> [Task] Print all the entries verbatim.

> [Exercise input]
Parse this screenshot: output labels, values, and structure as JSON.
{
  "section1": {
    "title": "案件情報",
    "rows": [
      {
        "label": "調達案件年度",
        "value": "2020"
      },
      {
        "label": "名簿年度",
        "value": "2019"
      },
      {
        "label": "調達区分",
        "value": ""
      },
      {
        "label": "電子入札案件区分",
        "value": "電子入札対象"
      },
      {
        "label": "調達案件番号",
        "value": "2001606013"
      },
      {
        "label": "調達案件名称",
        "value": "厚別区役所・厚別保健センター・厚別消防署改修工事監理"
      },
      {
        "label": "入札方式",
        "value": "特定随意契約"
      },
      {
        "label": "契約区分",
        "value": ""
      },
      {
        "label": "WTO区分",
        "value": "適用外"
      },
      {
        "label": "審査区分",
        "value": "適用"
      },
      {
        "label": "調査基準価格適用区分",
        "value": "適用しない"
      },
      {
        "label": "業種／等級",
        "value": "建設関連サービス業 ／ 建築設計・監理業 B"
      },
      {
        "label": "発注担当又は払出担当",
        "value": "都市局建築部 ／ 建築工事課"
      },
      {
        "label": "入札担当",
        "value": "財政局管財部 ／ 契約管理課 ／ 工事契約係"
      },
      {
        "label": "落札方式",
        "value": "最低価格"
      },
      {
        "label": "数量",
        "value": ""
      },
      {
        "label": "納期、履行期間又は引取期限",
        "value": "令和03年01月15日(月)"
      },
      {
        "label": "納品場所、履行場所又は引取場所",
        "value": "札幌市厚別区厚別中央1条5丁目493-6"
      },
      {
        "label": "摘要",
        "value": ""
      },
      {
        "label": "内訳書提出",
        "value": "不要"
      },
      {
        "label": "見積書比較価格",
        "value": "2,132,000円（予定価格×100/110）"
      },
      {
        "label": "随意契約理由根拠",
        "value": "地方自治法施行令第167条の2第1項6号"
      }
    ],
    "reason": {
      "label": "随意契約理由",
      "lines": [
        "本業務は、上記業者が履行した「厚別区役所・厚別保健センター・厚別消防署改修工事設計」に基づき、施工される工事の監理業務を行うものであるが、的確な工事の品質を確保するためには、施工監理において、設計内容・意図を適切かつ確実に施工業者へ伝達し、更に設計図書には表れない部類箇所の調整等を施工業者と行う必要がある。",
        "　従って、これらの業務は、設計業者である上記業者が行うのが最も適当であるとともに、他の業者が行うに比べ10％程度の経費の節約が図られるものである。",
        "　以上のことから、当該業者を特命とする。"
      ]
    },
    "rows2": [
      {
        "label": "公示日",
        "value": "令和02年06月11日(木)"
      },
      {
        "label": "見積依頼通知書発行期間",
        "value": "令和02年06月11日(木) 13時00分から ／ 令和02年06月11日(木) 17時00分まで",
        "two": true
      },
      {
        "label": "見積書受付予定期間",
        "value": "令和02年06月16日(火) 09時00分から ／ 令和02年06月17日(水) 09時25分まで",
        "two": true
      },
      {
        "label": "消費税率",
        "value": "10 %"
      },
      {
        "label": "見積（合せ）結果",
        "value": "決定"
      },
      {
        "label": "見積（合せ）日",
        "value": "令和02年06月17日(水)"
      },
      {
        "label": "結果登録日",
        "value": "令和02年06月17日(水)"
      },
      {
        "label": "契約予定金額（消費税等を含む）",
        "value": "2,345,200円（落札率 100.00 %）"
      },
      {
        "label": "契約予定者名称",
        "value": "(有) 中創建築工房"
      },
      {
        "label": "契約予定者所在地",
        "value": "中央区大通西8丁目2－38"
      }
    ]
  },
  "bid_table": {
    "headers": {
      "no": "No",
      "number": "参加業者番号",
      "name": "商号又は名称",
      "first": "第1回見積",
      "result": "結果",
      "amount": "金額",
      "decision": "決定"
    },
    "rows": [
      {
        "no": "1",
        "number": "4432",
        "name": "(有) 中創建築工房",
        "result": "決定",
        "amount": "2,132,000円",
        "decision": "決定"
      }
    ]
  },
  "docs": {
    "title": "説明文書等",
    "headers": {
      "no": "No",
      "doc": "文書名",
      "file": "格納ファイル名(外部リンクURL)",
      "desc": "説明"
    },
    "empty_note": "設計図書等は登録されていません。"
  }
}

> [Output below]
Parse this screenshot: output labels, values, and structure as JSON.
{
  "section1": {
    "title": "案件情報",
    "rows": [
      {
        "label": "調達案件年度",
        "value": "2020"
      },
      {
        "label": "名簿年度",
        "value": "2019"
      },
      {
        "label": "調達区分",
        "value": ""
      },
      {
        "label": "電子入札案件区分",
        "value": "電子入札対象"
      },
      {
        "label": "調達案件番号",
        "value": "2001606013"
      },
      {
        "label": "調達案件名称",
        "value": "厚別区役所・厚別保健センター・厚別消防署改修工事監理"
      },
      {
        "label": "入札方式",
        "value": "特定随意契約"
      },
      {
        "label": "契約区分",
        "value": ""
      },
      {
        "label": "WTO区分",
        "value": "適用外"
      },
      {
        "label": "審査区分",
        "value": "適用"
      },
      {
        "label": "調査基準価格適用区分",
        "value": "適用しない"
      },
      {
        "label": "業種／等級",
        "value": "建設関連サービス業 ／ 建築設計・監理業 B"
      },
      {
        "label": "発注担当又は払出担当",
        "value": "都市局建築部 ／ 建築工事課"
      },
      {
        "label": "入札担当",
        "value": "財政局管財部 ／ 契約管理課 ／ 工事契約係"
      },
      {
        "label": "落札方式",
        "value": "最低価格"
      },
      {
        "label": "数量",
        "value": ""
      },
      {
        "label": "納期、履行期間又は引取期限",
        "value": "令和03年01月15日(月)"
      },
      {
        "label": "納品場所、履行場所又は引取場所",
        "value": "札幌市厚別区厚別中央1条5丁目493-6"
      },
      {
        "label": "摘要",
        "value": ""
      },
      {
        "label": "内訳書提出",
        "value": "不要"
      },
      {
        "label": "見積書比較価格",
        "value": "2,132,000円（予定価格×100/110）"
      },
      {
        "label": "随意契約理由根拠",
        "value": "地方自治法施行令第167条の2第1項6号"
      }
    ],
    "reason": {
      "label": "随意契約理由",
      "lines": [
        "本業務は、上記業者が履行した「厚別区役所・厚別保健センター・厚別消防署改修工事設計」に基づき、施工される工事の監理業務を行うものであるが、的確な工事の品質を確保するためには、施工監理において、設計内容・意図を適切かつ確実に施工業者へ伝達し、更に設計図書には表れない部類箇所の調整等を施工業者と行う必要がある。",
        "　従って、これらの業務は、設計業者である上記業者が行うのが最も適当であるとともに、他の業者が行うに比べ10％程度の経費の節約が図られるものである。",
        "　以上のことから、当該業者を特命とする。"
      ]
    },
    "rows2": [
      {
        "label": "公示日",
        "value": "令和02年06月11日(木)"
      },
      {
        "label": "見積依頼通知書発行期間",
        "value": "令和02年06月11日(木) 13時00分から ／ 令和02年06月11日(木) 17時00分まで",
        "two": true
      },
      {
        "label": "見積書受付予定期間",
        "value": "令和02年06月16日(火) 09時00分から ／ 令和02年06月17日(水) 09時25分まで",
        "two": true
      },
      {
        "label": "消費税率",
        "value": "10 %"
      },
      {
        "label": "見積（合せ）結果",
        "value": "決定"
      },
      {
        "label": "見積（合せ）日",
        "value": "令和02年06月17日(水)"
      },
      {
        "label": "結果登録日",
        "value": "令和02年06月17日(水)"
      },
      {
        "label": "契約予定金額（消費税等を含む）",
        "value": "2,345,200円（落札率 100.00 %）"
      },
      {
        "label": "契約予定者名称",
        "value": "(有) 中創建築工房"
      },
      {
        "label": "契約予定者所在地",
        "value": "中央区大通西8丁目2－38"
      }
    ]
  },
  "bid_table": {
    "headers": {
      "no": "No",
      "number": "参加業者番号",
      "name": "商号又は名称",
      "first": "第1回見積",
      "result": "結果",
      "amount": "金額",
      "decision": "決定"
    },
    "rows": [
      {
        "no": "1",
        "number": "4432",
        "name": "(有) 中創建築工房",
        "result": "決定",
        "amount": "2,132,000円",
        "decision": "決定"
      }
    ]
  },
  "docs": {
    "title": "説明文書等",
    "headers": {
      "no": "No",
      "doc": "文書名",
      "file": "格納ファイル名(外部リンクURL)",
      "desc": "説明"
    },
    "empty_note": "設計図書等は登録されていません。"
  }
}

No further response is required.